Incense ~ So you thought was all about the smell...
Fragrance has ben a pat of us from the dawn of time
The origins of incense are lost in the mists of time, simply because it has been around for as long as human culture has been here and probably before. Imagine pre-historical humans gathered around a communal fire. Someone throws on a bunch of grasses and dried plants that they gathered earlier in the day. The scent from these items is very pleasing, and it becomes a custom that gets handed down for generations, and also gets standardized and ritualized. But the same people soon discovered that there are other effects of the good-smelling smoke.
India the early birthplace of incense - Many specialixed uses
Say the word "incense" to just about anyone, and the chances are that the first thing they will think of is the smell of the stuff. And rightly so, because the primary use of incense is to produce a pleasant fragrance. But incense is much more than a different kind of air freshener, something that doesn't come in a can and smell like the bathroom products many of us grew up with. Even though the main association that most people have with it is for making an area smell good, incense has a long history and a well-developed and time-tested catalog of uses and effects that go way beyond an appeal to the olfactory sense.
Take a look at frankincense
Historically, Frankincense is wrapped in economic, religious and medicinal significance. The Arab state of Oman considers this resin as its national scent and uses it as incense in homes and offices. It is, in fact an integral part of Oman culture and finds good use in the treatment of congestion, joint inflammations and anxiety disorders. It is also chewed to get a fresher breath and stronger teeth. Around the tenth century, Frankincense was also believed to be an effective cure for dysentery, tumor, fever and vomiting.
Natiave American Smudge
It seems to have a cleansing characteristic for one thing, both on the air and the creatures that breathe it. One of the main uses of incense and related products like smudge sticks and bundles is as a way to clear negative energies from a dwelling or area. This is not a recent new-age phenomenon, but a practice that extends eons into the past. An understanding of the basic elements of the universe led ancient man to an understanding of how to use these things to have a better life and a positive experience.

Extracted records ->
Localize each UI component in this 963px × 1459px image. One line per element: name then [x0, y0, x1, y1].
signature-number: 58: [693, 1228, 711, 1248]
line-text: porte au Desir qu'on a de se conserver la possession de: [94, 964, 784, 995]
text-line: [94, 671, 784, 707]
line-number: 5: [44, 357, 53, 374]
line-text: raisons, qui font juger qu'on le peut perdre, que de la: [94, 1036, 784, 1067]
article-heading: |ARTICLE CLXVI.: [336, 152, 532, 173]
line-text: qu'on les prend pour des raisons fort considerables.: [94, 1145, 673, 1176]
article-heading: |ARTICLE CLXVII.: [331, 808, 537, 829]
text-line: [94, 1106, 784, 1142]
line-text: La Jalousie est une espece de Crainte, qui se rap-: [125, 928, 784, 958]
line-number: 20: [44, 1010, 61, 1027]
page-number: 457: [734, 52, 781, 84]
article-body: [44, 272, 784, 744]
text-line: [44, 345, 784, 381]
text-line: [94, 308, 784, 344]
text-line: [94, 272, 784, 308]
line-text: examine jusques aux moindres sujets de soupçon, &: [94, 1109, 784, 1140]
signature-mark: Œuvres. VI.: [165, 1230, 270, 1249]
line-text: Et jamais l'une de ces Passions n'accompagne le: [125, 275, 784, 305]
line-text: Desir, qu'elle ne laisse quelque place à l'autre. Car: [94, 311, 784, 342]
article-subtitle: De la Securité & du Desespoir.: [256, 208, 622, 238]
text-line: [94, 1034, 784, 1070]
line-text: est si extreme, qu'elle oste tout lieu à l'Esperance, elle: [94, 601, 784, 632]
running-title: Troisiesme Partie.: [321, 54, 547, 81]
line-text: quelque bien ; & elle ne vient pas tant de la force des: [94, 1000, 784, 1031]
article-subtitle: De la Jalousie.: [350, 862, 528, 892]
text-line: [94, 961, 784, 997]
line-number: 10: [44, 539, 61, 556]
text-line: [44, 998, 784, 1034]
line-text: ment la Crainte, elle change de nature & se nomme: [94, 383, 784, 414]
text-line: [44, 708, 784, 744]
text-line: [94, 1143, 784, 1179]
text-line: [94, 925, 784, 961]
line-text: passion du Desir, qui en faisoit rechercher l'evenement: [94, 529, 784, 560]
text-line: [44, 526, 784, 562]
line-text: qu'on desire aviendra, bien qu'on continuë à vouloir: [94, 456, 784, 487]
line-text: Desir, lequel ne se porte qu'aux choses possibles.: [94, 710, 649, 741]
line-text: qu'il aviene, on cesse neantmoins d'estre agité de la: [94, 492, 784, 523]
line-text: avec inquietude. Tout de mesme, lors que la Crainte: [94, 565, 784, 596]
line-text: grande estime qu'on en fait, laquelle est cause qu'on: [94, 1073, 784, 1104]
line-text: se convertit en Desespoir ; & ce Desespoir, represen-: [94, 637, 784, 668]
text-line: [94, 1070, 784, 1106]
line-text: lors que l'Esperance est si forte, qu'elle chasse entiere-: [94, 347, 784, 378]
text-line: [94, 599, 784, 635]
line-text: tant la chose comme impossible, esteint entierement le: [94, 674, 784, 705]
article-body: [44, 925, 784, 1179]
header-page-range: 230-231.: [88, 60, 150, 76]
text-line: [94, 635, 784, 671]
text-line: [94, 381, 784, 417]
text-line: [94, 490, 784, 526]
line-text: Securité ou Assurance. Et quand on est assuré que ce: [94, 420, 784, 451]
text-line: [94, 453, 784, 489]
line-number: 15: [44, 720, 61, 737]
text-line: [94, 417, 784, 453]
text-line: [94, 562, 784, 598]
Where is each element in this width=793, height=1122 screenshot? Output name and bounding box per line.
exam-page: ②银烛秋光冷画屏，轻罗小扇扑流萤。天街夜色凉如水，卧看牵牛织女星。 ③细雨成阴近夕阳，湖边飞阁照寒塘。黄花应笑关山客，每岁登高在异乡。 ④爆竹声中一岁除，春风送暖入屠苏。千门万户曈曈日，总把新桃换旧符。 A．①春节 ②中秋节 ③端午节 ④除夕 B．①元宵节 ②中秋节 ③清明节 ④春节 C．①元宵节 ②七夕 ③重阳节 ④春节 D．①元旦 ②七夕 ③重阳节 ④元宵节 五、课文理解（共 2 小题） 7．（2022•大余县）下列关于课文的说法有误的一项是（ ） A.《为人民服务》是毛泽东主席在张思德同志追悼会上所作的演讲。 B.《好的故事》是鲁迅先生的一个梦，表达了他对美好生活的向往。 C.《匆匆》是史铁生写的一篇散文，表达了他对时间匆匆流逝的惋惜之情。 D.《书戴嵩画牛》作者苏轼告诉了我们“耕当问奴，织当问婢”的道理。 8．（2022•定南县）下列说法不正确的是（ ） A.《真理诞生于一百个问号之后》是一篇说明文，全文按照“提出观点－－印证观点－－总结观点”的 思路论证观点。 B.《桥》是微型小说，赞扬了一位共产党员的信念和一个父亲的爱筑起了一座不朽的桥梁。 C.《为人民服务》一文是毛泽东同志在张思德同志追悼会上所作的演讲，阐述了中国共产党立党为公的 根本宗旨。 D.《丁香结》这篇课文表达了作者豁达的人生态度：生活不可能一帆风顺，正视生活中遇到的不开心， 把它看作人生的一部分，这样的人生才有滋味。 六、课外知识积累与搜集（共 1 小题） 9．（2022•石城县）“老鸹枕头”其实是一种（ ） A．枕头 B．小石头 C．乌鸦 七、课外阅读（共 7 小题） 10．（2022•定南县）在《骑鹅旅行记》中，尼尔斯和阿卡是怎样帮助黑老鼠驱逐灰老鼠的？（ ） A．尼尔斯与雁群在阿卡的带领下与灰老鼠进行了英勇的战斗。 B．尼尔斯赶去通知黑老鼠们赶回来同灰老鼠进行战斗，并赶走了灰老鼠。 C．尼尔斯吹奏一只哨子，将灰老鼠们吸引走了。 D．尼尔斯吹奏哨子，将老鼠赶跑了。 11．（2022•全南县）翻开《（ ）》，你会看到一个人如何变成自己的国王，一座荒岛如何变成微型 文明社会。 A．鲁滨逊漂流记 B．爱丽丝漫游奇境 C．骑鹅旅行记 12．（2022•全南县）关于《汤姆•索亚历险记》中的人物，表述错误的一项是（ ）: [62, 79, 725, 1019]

Using the information ->
- A) How would you put this sentence from the piece on incense into Spanish: "The Arab state of Oman considers this resin as its national scent and uses it as incense in homes and offices."
- B) Can you carry on the piece on incense from its last sentence?

Written answers ->
- A) El estado árabe de Omán considera esta resina su aroma nacional y la usa como incienso en hogares y oficinas.

- B)
Meditation and Spiritual usee for millennium
Meditation and Spiritual use
Another use for incense is to enhance spiritual efforts such as meditation, yoga, and visualization techniques. Clearly the basis for the connection to these practices is through the sense of smell, but there is a broad knowledge base that details the use of certain substances for specific effects. Lavender, for example, is said to be a soothing, calming plant and is well suited to making incense used for meditation.
Medicinal and Ayurvedic Uses
But perhaps the most interesting and ancient use of incense is in the area of healing and medication. This knowledge comes primarily from India, where Ayurvedic healers have for thousands of years prescribed certain scents for certain maladies. As well as Tibetan Healing and therapeutic formulas, and these are not just spiritually or mentally beneficial ingredients. The act of inhaling smoke from certain types of plants, herbs and resins has definite positive effects on the physical body. Respiratory ailments, circulatory system complaints, and common illness all have been shown to be ameliorated by fragrances applied by someone who knows their effects.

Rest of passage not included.